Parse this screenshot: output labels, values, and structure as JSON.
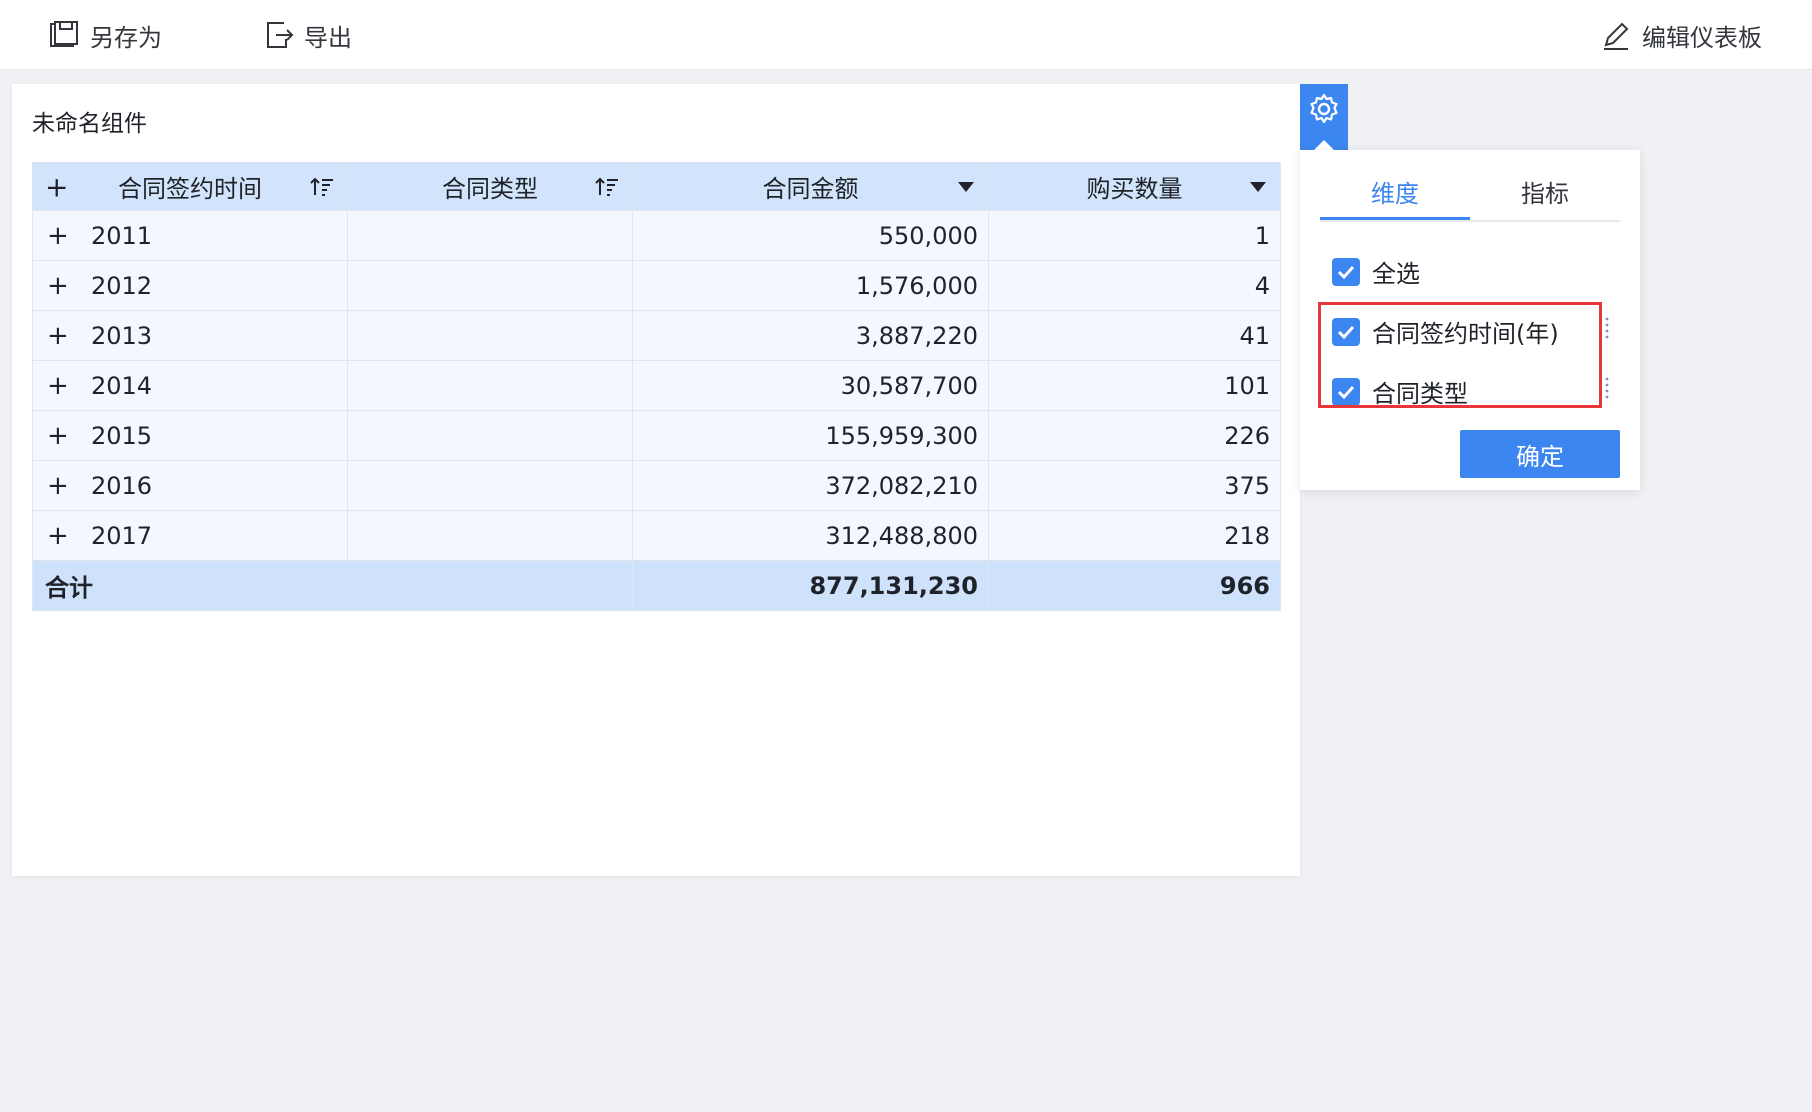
{
  "toolbar": {
    "save_as_label": "另存为",
    "export_label": "导出",
    "edit_dashboard_label": "编辑仪表板"
  },
  "widget": {
    "title": "未命名组件",
    "table": {
      "headers": [
        "合同签约时间",
        "合同类型",
        "合同金额",
        "购买数量"
      ],
      "rows": [
        {
          "year": "2011",
          "type": "",
          "amount": "550,000",
          "quantity": "1"
        },
        {
          "year": "2012",
          "type": "",
          "amount": "1,576,000",
          "quantity": "4"
        },
        {
          "year": "2013",
          "type": "",
          "amount": "3,887,220",
          "quantity": "41"
        },
        {
          "year": "2014",
          "type": "",
          "amount": "30,587,700",
          "quantity": "101"
        },
        {
          "year": "2015",
          "type": "",
          "amount": "155,959,300",
          "quantity": "226"
        },
        {
          "year": "2016",
          "type": "",
          "amount": "372,082,210",
          "quantity": "375"
        },
        {
          "year": "2017",
          "type": "",
          "amount": "312,488,800",
          "quantity": "218"
        }
      ],
      "total": {
        "label": "合计",
        "amount": "877,131,230",
        "quantity": "966"
      }
    }
  },
  "popover": {
    "tabs": [
      "维度",
      "指标"
    ],
    "active_tab": "维度",
    "select_all_label": "全选",
    "dimensions": [
      {
        "label": "合同签约时间(年)",
        "checked": true
      },
      {
        "label": "合同类型",
        "checked": true
      }
    ],
    "confirm_label": "确定"
  },
  "colors": {
    "accent": "#3b86f0",
    "header_bg": "#d2e4fb",
    "highlight": "#e8373a"
  }
}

★ ★ ★ ★

## Goal of the exercise
Skip every picture and transcribe the data above exactly.

## Exercise output
Parse this screenshot: output labels, values, and structure as JSON.
{
  "toolbar": {
    "save_as_label": "另存为",
    "export_label": "导出",
    "edit_dashboard_label": "编辑仪表板"
  },
  "widget": {
    "title": "未命名组件",
    "table": {
      "headers": [
        "合同签约时间",
        "合同类型",
        "合同金额",
        "购买数量"
      ],
      "rows": [
        {
          "year": "2011",
          "type": "",
          "amount": "550,000",
          "quantity": "1"
        },
        {
          "year": "2012",
          "type": "",
          "amount": "1,576,000",
          "quantity": "4"
        },
        {
          "year": "2013",
          "type": "",
          "amount": "3,887,220",
          "quantity": "41"
        },
        {
          "year": "2014",
          "type": "",
          "amount": "30,587,700",
          "quantity": "101"
        },
        {
          "year": "2015",
          "type": "",
          "amount": "155,959,300",
          "quantity": "226"
        },
        {
          "year": "2016",
          "type": "",
          "amount": "372,082,210",
          "quantity": "375"
        },
        {
          "year": "2017",
          "type": "",
          "amount": "312,488,800",
          "quantity": "218"
        }
      ],
      "total": {
        "label": "合计",
        "amount": "877,131,230",
        "quantity": "966"
      }
    }
  },
  "popover": {
    "tabs": [
      "维度",
      "指标"
    ],
    "active_tab": "维度",
    "select_all_label": "全选",
    "dimensions": [
      {
        "label": "合同签约时间(年)",
        "checked": true
      },
      {
        "label": "合同类型",
        "checked": true
      }
    ],
    "confirm_label": "确定"
  },
  "colors": {
    "accent": "#3b86f0",
    "header_bg": "#d2e4fb",
    "highlight": "#e8373a"
  }
}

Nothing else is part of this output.